▸ What the task requires: List all lines of the data containing the word "Taglio".

━━━ Task data ━━━

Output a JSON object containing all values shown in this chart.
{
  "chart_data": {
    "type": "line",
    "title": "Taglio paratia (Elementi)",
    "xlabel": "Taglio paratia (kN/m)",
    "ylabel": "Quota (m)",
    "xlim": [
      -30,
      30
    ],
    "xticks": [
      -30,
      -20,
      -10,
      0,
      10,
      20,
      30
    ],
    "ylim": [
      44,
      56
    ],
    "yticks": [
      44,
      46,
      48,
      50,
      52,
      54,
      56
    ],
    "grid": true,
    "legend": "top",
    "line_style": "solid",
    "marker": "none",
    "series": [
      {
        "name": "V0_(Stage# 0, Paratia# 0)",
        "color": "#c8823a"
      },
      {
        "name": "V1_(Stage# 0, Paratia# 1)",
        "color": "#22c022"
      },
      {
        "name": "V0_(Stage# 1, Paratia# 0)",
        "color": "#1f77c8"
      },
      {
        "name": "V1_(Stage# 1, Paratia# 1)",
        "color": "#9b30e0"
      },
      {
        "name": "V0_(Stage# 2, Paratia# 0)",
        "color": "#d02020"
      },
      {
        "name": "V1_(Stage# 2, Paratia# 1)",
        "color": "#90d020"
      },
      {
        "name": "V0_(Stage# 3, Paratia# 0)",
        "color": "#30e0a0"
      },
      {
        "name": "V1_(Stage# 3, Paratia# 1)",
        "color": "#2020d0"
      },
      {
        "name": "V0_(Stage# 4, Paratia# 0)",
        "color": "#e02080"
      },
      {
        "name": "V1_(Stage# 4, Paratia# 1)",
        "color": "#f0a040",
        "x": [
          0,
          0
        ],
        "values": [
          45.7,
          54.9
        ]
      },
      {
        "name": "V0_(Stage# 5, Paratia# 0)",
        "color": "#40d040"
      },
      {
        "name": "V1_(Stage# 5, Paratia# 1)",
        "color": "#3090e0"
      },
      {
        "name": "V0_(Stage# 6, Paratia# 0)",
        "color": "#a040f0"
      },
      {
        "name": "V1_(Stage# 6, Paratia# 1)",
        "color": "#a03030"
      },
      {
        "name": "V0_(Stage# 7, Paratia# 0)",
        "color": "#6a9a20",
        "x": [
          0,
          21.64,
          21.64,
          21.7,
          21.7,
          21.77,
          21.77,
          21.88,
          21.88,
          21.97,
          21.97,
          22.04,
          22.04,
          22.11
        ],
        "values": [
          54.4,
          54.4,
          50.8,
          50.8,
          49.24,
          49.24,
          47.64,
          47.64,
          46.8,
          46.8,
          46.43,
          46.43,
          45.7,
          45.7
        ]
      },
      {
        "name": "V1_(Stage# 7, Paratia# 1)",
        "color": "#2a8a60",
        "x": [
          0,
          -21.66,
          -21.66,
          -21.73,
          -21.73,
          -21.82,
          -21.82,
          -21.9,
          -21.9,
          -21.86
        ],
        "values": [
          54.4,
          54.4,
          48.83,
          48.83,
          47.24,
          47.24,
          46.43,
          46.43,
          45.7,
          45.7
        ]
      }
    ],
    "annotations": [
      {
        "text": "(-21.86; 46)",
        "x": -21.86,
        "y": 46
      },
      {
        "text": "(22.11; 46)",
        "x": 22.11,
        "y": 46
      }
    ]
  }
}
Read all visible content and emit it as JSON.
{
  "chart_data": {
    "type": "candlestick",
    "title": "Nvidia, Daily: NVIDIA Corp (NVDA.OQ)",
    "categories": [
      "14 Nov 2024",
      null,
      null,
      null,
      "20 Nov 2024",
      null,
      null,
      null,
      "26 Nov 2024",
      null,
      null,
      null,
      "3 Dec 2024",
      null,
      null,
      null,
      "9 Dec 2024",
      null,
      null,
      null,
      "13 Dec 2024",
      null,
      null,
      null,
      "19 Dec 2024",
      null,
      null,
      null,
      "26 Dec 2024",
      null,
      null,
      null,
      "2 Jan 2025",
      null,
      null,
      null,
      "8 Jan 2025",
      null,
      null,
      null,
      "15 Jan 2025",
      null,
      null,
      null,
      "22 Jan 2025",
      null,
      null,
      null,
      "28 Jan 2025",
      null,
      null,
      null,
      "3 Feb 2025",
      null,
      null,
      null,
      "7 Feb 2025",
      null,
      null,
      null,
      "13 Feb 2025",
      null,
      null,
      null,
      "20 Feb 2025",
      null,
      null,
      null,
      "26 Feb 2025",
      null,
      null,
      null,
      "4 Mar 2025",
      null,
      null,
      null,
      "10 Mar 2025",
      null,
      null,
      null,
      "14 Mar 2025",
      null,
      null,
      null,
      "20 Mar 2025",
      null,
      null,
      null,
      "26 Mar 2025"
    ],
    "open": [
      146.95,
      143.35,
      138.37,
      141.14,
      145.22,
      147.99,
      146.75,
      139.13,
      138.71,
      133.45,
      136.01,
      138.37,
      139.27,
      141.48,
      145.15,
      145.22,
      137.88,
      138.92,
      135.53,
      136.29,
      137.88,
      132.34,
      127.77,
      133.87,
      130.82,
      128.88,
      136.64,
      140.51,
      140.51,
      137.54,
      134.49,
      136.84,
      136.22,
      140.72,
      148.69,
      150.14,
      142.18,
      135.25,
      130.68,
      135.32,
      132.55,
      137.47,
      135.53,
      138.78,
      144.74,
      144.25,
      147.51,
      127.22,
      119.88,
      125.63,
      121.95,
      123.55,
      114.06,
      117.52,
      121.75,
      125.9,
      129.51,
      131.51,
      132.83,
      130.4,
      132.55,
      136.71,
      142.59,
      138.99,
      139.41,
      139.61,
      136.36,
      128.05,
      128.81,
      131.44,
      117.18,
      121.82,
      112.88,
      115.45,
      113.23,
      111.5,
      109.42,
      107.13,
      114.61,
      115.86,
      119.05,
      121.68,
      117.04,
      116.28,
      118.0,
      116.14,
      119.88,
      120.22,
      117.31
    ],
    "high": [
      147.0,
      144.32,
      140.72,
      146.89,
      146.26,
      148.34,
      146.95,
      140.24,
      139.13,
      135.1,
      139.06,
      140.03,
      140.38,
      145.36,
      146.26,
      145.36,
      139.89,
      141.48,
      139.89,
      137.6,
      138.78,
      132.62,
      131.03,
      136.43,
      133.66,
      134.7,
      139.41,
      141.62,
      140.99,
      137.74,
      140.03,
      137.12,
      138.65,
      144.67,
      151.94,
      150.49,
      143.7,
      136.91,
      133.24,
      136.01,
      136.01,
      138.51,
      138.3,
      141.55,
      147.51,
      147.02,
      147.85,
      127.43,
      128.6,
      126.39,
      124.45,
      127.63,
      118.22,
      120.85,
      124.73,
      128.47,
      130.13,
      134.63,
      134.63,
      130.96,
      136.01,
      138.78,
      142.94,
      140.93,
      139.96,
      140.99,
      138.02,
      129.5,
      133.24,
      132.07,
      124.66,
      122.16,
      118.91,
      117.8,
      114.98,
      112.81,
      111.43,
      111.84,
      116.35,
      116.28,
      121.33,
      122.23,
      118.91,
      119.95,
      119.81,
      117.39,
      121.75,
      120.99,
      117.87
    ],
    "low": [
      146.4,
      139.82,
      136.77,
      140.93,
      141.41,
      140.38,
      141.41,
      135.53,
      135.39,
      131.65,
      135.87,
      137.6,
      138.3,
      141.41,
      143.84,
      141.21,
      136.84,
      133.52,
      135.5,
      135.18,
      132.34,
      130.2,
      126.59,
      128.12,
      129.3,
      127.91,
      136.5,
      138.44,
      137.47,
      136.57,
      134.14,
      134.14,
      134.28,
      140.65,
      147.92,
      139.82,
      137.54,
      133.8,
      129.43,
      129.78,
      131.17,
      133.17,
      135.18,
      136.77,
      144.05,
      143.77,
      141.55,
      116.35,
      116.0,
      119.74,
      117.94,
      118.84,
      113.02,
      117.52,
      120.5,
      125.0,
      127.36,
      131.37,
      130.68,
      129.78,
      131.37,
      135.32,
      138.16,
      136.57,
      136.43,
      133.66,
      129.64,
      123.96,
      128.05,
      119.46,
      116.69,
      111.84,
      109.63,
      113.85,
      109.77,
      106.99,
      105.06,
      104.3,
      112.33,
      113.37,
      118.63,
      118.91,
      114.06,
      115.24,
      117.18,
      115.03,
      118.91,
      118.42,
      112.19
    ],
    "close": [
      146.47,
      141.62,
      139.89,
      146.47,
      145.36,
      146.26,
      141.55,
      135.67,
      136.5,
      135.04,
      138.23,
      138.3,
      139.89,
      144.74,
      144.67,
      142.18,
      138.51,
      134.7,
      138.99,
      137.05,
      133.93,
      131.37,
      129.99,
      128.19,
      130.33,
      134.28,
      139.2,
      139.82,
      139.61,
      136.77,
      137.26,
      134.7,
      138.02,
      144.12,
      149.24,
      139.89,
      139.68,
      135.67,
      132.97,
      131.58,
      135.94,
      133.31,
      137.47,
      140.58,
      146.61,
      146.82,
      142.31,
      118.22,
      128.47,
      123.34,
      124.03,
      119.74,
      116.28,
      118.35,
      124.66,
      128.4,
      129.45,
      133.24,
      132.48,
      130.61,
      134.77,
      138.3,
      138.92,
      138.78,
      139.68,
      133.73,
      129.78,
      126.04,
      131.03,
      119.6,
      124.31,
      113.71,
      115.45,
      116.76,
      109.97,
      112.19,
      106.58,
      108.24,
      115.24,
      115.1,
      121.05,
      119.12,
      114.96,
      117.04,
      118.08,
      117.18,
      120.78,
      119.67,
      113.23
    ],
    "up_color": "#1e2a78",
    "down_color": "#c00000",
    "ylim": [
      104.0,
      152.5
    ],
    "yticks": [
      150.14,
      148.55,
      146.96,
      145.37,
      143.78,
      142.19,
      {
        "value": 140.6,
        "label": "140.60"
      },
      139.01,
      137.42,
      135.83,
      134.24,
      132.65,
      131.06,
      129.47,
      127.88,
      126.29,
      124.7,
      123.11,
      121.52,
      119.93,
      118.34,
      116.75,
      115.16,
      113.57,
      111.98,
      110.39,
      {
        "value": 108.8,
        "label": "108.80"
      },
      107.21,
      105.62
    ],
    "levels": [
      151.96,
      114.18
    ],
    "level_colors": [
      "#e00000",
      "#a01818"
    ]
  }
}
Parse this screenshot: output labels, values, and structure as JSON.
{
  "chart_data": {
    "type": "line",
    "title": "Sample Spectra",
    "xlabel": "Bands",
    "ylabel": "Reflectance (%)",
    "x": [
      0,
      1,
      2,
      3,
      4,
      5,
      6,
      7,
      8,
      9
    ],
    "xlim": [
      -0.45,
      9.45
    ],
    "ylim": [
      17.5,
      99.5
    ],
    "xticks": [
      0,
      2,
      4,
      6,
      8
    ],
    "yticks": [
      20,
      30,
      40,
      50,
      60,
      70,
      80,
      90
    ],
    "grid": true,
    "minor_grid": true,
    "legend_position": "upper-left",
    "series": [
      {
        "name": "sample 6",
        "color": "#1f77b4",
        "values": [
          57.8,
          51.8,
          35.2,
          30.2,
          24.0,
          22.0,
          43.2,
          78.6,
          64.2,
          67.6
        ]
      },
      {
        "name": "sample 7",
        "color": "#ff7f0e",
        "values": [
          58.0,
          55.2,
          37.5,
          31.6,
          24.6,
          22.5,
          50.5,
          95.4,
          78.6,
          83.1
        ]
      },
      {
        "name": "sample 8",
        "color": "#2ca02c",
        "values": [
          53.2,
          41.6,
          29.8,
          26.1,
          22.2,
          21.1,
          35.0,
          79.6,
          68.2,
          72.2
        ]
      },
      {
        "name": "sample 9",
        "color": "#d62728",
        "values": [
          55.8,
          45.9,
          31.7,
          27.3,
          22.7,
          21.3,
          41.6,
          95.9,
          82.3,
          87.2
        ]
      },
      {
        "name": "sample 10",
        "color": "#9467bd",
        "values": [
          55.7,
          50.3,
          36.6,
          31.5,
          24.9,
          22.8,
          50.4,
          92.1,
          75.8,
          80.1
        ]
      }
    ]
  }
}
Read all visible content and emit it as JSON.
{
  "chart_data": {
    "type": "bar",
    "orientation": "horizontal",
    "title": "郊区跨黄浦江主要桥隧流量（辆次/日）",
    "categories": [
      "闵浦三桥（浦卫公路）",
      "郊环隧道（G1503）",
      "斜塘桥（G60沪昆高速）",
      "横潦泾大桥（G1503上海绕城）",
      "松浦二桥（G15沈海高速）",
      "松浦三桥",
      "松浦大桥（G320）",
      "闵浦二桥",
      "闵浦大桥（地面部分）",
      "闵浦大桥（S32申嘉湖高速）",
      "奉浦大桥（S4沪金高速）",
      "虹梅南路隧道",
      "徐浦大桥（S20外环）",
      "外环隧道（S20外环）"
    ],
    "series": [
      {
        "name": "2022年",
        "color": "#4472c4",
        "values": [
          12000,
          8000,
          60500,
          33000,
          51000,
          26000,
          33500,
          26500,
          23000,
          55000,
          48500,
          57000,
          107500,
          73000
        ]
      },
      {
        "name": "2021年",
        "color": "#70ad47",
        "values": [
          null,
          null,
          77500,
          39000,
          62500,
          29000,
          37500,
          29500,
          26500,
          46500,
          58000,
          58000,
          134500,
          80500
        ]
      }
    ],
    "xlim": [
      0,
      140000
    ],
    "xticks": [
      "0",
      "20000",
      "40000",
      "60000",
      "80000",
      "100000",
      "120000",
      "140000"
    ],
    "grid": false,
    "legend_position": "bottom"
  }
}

━━━

▸ Reply to the exercise:
    "title": "Taglio paratia (Elementi)",
    "xlabel": "Taglio paratia (kN/m)",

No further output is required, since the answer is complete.